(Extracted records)
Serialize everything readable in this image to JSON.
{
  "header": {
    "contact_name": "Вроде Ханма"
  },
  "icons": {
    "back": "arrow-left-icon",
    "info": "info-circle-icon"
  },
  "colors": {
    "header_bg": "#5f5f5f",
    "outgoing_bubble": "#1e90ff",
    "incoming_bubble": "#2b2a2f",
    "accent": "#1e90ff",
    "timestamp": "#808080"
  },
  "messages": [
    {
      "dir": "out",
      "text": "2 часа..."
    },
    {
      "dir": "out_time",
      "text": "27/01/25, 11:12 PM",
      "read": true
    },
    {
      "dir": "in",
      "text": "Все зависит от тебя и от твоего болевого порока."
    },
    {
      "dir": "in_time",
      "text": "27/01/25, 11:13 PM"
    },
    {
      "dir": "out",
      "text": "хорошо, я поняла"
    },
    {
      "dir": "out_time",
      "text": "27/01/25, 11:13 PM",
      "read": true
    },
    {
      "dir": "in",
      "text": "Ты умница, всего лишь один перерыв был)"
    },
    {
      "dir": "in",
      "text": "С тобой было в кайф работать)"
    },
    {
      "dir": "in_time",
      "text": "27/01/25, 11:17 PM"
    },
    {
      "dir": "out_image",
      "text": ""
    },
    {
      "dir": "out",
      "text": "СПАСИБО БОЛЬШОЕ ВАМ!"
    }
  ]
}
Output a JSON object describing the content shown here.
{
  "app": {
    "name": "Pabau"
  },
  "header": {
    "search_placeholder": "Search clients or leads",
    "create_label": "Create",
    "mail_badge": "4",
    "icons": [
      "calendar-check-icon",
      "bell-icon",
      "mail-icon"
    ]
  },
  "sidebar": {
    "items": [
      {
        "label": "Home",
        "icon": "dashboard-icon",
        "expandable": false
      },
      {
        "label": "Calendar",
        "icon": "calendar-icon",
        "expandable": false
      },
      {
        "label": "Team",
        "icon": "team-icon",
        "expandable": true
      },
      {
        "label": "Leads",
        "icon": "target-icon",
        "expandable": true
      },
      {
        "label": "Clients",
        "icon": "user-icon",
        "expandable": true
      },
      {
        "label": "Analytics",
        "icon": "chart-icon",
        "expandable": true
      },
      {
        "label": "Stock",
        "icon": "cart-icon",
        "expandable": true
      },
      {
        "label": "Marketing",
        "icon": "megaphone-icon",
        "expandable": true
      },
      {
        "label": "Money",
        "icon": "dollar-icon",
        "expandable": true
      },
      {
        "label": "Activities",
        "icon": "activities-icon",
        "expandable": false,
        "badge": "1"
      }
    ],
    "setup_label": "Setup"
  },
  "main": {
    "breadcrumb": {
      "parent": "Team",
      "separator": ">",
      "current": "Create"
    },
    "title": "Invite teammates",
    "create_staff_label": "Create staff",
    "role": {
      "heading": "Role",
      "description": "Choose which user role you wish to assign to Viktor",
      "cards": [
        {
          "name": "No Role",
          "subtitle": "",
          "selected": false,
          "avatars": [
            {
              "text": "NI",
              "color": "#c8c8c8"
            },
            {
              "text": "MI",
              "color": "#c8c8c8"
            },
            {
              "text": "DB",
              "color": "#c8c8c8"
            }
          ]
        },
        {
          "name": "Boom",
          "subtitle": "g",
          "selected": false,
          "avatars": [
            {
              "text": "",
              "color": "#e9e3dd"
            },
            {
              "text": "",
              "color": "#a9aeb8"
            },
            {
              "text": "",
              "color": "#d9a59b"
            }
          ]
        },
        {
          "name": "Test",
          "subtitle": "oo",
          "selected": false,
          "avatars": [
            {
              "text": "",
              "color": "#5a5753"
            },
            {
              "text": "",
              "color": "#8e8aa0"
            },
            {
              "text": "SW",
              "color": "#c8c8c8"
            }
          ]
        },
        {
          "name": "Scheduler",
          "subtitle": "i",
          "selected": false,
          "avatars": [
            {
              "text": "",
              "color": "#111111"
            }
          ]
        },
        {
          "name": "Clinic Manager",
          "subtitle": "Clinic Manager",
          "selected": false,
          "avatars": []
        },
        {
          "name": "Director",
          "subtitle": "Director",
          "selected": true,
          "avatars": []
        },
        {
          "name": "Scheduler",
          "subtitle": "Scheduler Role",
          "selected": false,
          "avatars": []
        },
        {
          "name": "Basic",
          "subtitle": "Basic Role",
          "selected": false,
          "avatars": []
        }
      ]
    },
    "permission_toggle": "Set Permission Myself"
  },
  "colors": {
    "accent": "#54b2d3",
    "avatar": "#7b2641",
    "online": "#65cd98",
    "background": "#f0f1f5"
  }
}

Exercise details |
Output the whole listing above again, word for word.

Response to this exercise |
Serialize everything readable in this image to JSON.
{
  "header": {
    "contact_name": "Вроде Ханма"
  },
  "icons": {
    "back": "arrow-left-icon",
    "info": "info-circle-icon"
  },
  "colors": {
    "header_bg": "#5f5f5f",
    "outgoing_bubble": "#1e90ff",
    "incoming_bubble": "#2b2a2f",
    "accent": "#1e90ff",
    "timestamp": "#808080"
  },
  "messages": [
    {
      "dir": "out",
      "text": "2 часа..."
    },
    {
      "dir": "out_time",
      "text": "27/01/25, 11:12 PM",
      "read": true
    },
    {
      "dir": "in",
      "text": "Все зависит от тебя и от твоего болевого порока."
    },
    {
      "dir": "in_time",
      "text": "27/01/25, 11:13 PM"
    },
    {
      "dir": "out",
      "text": "хорошо, я поняла"
    },
    {
      "dir": "out_time",
      "text": "27/01/25, 11:13 PM",
      "read": true
    },
    {
      "dir": "in",
      "text": "Ты умница, всего лишь один перерыв был)"
    },
    {
      "dir": "in",
      "text": "С тобой было в кайф работать)"
    },
    {
      "dir": "in_time",
      "text": "27/01/25, 11:17 PM"
    },
    {
      "dir": "out_image",
      "text": ""
    },
    {
      "dir": "out",
      "text": "СПАСИБО БОЛЬШОЕ ВАМ!"
    }
  ]
}
Output a JSON object describing the content shown here.
{
  "app": {
    "name": "Pabau"
  },
  "header": {
    "search_placeholder": "Search clients or leads",
    "create_label": "Create",
    "mail_badge": "4",
    "icons": [
      "calendar-check-icon",
      "bell-icon",
      "mail-icon"
    ]
  },
  "sidebar": {
    "items": [
      {
        "label": "Home",
        "icon": "dashboard-icon",
        "expandable": false
      },
      {
        "label": "Calendar",
        "icon": "calendar-icon",
        "expandable": false
      },
      {
        "label": "Team",
        "icon": "team-icon",
        "expandable": true
      },
      {
        "label": "Leads",
        "icon": "target-icon",
        "expandable": true
      },
      {
        "label": "Clients",
        "icon": "user-icon",
        "expandable": true
      },
      {
        "label": "Analytics",
        "icon": "chart-icon",
        "expandable": true
      },
      {
        "label": "Stock",
        "icon": "cart-icon",
        "expandable": true
      },
      {
        "label": "Marketing",
        "icon": "megaphone-icon",
        "expandable": true
      },
      {
        "label": "Money",
        "icon": "dollar-icon",
        "expandable": true
      },
      {
        "label": "Activities",
        "icon": "activities-icon",
        "expandable": false,
        "badge": "1"
      }
    ],
    "setup_label": "Setup"
  },
  "main": {
    "breadcrumb": {
      "parent": "Team",
      "separator": ">",
      "current": "Create"
    },
    "title": "Invite teammates",
    "create_staff_label": "Create staff",
    "role": {
      "heading": "Role",
      "description": "Choose which user role you wish to assign to Viktor",
      "cards": [
        {
          "name": "No Role",
          "subtitle": "",
          "selected": false,
          "avatars": [
            {
              "text": "NI",
              "color": "#c8c8c8"
            },
            {
              "text": "MI",
              "color": "#c8c8c8"
            },
            {
              "text": "DB",
              "color": "#c8c8c8"
            }
          ]
        },
        {
          "name": "Boom",
          "subtitle": "g",
          "selected": false,
          "avatars": [
            {
              "text": "",
              "color": "#e9e3dd"
            },
            {
              "text": "",
              "color": "#a9aeb8"
            },
            {
              "text": "",
              "color": "#d9a59b"
            }
          ]
        },
        {
          "name": "Test",
          "subtitle": "oo",
          "selected": false,
          "avatars": [
            {
              "text": "",
              "color": "#5a5753"
            },
            {
              "text": "",
              "color": "#8e8aa0"
            },
            {
              "text": "SW",
              "color": "#c8c8c8"
            }
          ]
        },
        {
          "name": "Scheduler",
          "subtitle": "i",
          "selected": false,
          "avatars": [
            {
              "text": "",
              "color": "#111111"
            }
          ]
        },
        {
          "name": "Clinic Manager",
          "subtitle": "Clinic Manager",
          "selected": false,
          "avatars": []
        },
        {
          "name": "Director",
          "subtitle": "Director",
          "selected": true,
          "avatars": []
        },
        {
          "name": "Scheduler",
          "subtitle": "Scheduler Role",
          "selected": false,
          "avatars": []
        },
        {
          "name": "Basic",
          "subtitle": "Basic Role",
          "selected": false,
          "avatars": []
        }
      ]
    },
    "permission_toggle": "Set Permission Myself"
  },
  "colors": {
    "accent": "#54b2d3",
    "avatar": "#7b2641",
    "online": "#65cd98",
    "background": "#f0f1f5"
  }
}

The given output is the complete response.